**WORK INSTRUCTIONS:** Return all the entries exactly, keeping pictures out.

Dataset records
++++++++++

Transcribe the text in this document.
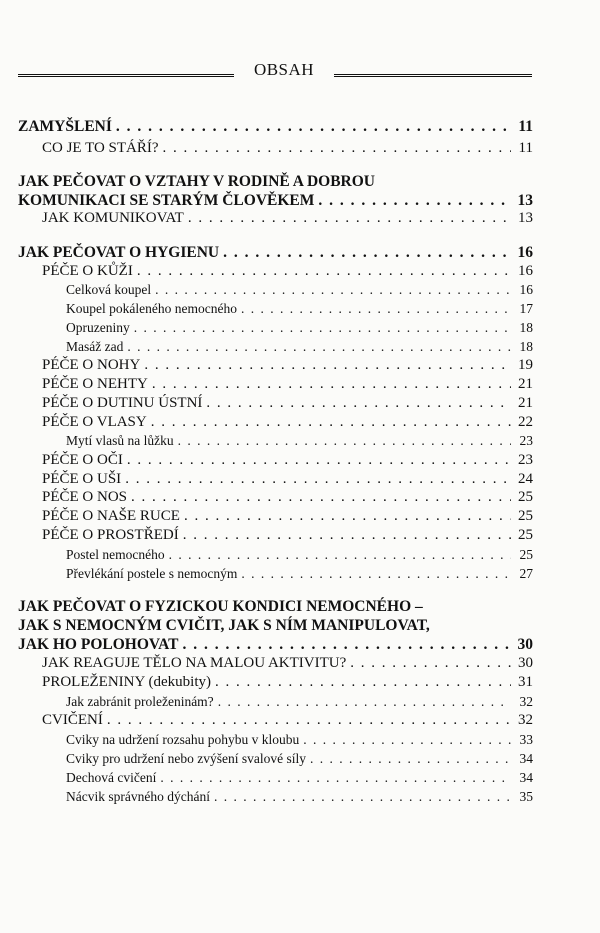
OBSAH
ZAMYŠLENÍ . . .	11
CO JE TO STÁŘÍ? . . .	11
JAK PEČOVAT O VZTAHY V RODINĚ A DOBROU
KOMUNIKACI SE STARÝM ČLOVĚKEM . . .	13
JAK KOMUNIKOVAT . . .	13
JAK PEČOVAT O HYGIENU . . .	16
PÉČE O KŮŽI . . .	16
Celková koupel . . .	16
Koupel pokáleného nemocného . . .	17
Opruzeniny . . .	18
Masáž zad . . .	18
PÉČE O NOHY . . .	19
PÉČE O NEHTY . . .	21
PÉČE O DUTINU ÚSTNÍ . . .	21
PÉČE O VLASY . . .	22
Mytí vlasů na lůžku . . .	23
PÉČE O OČI . . .	23
PÉČE O UŠI . . .	24
PÉČE O NOS . . .	25
PÉČE O NAŠE RUCE . . .	25
PÉČE O PROSTŘEDÍ . . .	25
Postel nemocného . . .	25
Převlékání postele s nemocným . . .	27
JAK PEČOVAT O FYZICKOU KONDICI NEMOCNÉHO –
JAK S NEMOCNÝM CVIČIT, JAK S NÍM MANIPULOVAT,
JAK HO POLOHOVAT . . .	30
JAK REAGUJE TĚLO NA MALOU AKTIVITU? . . .	30
PROLEŽENINY (dekubity) . . .	31
Jak zabránit proleženinám? . . .	32
CVIČENÍ . . .	32
Cviky na udržení rozsahu pohybu v kloubu . . .	33
Cviky pro udržení nebo zvýšení svalové síly . . .	34
Dechová cvičení . . .	34
Nácvik správného dýchání . . .	35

++++++++++

**IN RESPONSE:**
Transcribe the text in this document.
OBSAH
ZAMYŠLENÍ . . .	11
CO JE TO STÁŘÍ? . . .	11
JAK PEČOVAT O VZTAHY V RODINĚ A DOBROU
KOMUNIKACI SE STARÝM ČLOVĚKEM . . .	13
JAK KOMUNIKOVAT . . .	13
JAK PEČOVAT O HYGIENU . . .	16
PÉČE O KŮŽI . . .	16
Celková koupel . . .	16
Koupel pokáleného nemocného . . .	17
Opruzeniny . . .	18
Masáž zad . . .	18
PÉČE O NOHY . . .	19
PÉČE O NEHTY . . .	21
PÉČE O DUTINU ÚSTNÍ . . .	21
PÉČE O VLASY . . .	22
Mytí vlasů na lůžku . . .	23
PÉČE O OČI . . .	23
PÉČE O UŠI . . .	24
PÉČE O NOS . . .	25
PÉČE O NAŠE RUCE . . .	25
PÉČE O PROSTŘEDÍ . . .	25
Postel nemocného . . .	25
Převlékání postele s nemocným . . .	27
JAK PEČOVAT O FYZICKOU KONDICI NEMOCNÉHO –
JAK S NEMOCNÝM CVIČIT, JAK S NÍM MANIPULOVAT,
JAK HO POLOHOVAT . . .	30
JAK REAGUJE TĚLO NA MALOU AKTIVITU? . . .	30
PROLEŽENINY (dekubity) . . .	31
Jak zabránit proleženinám? . . .	32
CVIČENÍ . . .	32
Cviky na udržení rozsahu pohybu v kloubu . . .	33
Cviky pro udržení nebo zvýšení svalové síly . . .	34
Dechová cvičení . . .	34
Nácvik správného dýchání . . .	35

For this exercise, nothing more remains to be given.